Prompt »
Your task is to write out the lines from the line containing "Transcribe the text in this document." through the last line of the material, exactly.

Records for this exercise »
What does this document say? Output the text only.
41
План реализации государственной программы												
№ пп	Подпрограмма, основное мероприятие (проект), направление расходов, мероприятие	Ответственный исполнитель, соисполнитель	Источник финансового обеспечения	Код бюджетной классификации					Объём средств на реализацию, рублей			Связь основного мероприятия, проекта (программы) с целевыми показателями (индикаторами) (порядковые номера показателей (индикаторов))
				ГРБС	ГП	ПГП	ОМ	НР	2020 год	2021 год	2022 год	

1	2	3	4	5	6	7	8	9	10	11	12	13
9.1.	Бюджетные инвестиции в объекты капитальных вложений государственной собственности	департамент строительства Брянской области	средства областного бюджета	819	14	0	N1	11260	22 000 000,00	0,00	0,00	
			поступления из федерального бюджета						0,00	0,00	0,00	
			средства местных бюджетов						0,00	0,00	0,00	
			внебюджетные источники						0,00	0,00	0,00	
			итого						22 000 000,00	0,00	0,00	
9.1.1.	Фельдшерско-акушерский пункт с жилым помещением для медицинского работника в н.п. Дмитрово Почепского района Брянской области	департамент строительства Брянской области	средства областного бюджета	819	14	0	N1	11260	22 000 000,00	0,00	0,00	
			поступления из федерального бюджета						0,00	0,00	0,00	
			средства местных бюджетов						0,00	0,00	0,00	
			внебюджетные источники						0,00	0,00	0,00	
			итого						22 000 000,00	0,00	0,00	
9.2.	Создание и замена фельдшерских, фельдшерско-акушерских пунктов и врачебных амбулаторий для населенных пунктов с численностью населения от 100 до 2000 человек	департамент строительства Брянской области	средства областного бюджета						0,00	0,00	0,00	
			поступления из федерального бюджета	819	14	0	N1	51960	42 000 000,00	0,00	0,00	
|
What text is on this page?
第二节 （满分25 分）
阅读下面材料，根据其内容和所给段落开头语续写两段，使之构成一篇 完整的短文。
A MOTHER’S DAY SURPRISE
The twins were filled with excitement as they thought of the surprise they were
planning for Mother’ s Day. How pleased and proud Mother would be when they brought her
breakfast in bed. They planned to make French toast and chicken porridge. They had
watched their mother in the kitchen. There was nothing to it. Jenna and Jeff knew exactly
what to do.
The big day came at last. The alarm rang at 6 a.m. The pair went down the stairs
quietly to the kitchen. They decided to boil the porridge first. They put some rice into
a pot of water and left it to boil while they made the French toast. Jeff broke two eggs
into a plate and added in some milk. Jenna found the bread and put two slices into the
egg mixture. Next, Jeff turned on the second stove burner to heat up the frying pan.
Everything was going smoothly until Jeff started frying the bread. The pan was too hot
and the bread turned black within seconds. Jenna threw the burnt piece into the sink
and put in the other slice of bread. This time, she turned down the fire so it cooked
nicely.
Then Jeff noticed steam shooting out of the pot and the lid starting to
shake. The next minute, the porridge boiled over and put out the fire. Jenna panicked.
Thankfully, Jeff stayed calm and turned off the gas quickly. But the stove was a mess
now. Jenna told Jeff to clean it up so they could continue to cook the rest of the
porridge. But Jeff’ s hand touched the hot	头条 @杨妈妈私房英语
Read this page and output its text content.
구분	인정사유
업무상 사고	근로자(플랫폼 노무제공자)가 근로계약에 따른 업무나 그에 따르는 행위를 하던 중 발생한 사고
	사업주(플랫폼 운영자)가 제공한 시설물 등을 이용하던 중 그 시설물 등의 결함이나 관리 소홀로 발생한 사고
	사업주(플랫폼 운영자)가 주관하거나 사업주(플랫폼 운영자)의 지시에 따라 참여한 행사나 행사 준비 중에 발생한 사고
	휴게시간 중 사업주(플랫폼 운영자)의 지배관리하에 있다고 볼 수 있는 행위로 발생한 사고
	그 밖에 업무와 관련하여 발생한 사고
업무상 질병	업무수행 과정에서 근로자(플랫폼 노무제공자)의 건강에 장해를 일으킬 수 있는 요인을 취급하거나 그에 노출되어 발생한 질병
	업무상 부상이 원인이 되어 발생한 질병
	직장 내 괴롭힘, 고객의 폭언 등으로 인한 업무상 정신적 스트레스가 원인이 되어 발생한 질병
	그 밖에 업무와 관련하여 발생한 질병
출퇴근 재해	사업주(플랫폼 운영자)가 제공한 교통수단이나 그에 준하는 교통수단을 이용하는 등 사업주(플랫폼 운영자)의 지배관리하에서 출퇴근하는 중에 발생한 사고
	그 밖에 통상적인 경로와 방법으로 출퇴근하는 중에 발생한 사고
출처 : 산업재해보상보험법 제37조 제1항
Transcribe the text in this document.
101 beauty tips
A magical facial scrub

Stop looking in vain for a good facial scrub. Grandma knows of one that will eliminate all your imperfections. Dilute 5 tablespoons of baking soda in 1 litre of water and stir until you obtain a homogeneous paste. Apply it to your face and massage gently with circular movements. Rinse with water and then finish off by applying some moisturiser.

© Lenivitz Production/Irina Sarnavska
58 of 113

Response »
Transcribe the text in this document.
101 beauty tips
A magical facial scrub

Stop looking in vain for a good facial scrub. Grandma knows of one that will eliminate all your imperfections. Dilute 5 tablespoons of baking soda in 1 litre of water and stir until you obtain a homogeneous paste. Apply it to your face and massage gently with circular movements. Rinse with water and then finish off by applying some moisturiser.

© Lenivitz Production/Irina Sarnavska
58 of 113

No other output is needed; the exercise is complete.